Objective »
Would you quote the material below in full and unchanged?

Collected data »
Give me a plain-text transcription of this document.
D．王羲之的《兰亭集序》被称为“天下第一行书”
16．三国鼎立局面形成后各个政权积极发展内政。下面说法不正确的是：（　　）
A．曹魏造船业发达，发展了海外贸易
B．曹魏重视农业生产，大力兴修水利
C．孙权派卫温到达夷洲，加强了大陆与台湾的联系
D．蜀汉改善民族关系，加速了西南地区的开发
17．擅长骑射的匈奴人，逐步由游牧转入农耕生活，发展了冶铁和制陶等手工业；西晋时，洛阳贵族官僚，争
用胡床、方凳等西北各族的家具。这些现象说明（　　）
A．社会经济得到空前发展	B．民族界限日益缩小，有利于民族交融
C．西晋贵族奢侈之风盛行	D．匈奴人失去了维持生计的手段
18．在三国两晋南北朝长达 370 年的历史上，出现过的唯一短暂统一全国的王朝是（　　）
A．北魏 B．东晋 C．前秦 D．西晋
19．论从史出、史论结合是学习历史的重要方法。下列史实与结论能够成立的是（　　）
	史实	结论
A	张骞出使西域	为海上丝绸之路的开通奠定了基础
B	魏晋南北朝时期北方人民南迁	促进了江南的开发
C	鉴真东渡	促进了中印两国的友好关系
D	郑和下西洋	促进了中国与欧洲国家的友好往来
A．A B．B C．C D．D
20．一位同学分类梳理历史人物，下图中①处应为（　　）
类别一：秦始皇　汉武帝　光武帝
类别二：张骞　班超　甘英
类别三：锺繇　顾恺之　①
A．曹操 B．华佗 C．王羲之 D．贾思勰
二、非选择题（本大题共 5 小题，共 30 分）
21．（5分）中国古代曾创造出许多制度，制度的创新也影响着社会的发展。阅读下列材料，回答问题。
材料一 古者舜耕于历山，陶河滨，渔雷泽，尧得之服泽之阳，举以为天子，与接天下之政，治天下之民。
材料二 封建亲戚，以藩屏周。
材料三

Full output »
Give me a plain-text transcription of this document.
D．王羲之的《兰亭集序》被称为“天下第一行书”
16．三国鼎立局面形成后各个政权积极发展内政。下面说法不正确的是：（　　）
A．曹魏造船业发达，发展了海外贸易
B．曹魏重视农业生产，大力兴修水利
C．孙权派卫温到达夷洲，加强了大陆与台湾的联系
D．蜀汉改善民族关系，加速了西南地区的开发
17．擅长骑射的匈奴人，逐步由游牧转入农耕生活，发展了冶铁和制陶等手工业；西晋时，洛阳贵族官僚，争
用胡床、方凳等西北各族的家具。这些现象说明（　　）
A．社会经济得到空前发展	B．民族界限日益缩小，有利于民族交融
C．西晋贵族奢侈之风盛行	D．匈奴人失去了维持生计的手段
18．在三国两晋南北朝长达 370 年的历史上，出现过的唯一短暂统一全国的王朝是（　　）
A．北魏 B．东晋 C．前秦 D．西晋
19．论从史出、史论结合是学习历史的重要方法。下列史实与结论能够成立的是（　　）
	史实	结论
A	张骞出使西域	为海上丝绸之路的开通奠定了基础
B	魏晋南北朝时期北方人民南迁	促进了江南的开发
C	鉴真东渡	促进了中印两国的友好关系
D	郑和下西洋	促进了中国与欧洲国家的友好往来
A．A B．B C．C D．D
20．一位同学分类梳理历史人物，下图中①处应为（　　）
类别一：秦始皇　汉武帝　光武帝
类别二：张骞　班超　甘英
类别三：锺繇　顾恺之　①
A．曹操 B．华佗 C．王羲之 D．贾思勰
二、非选择题（本大题共 5 小题，共 30 分）
21．（5分）中国古代曾创造出许多制度，制度的创新也影响着社会的发展。阅读下列材料，回答问题。
材料一 古者舜耕于历山，陶河滨，渔雷泽，尧得之服泽之阳，举以为天子，与接天下之政，治天下之民。
材料二 封建亲戚，以藩屏周。
材料三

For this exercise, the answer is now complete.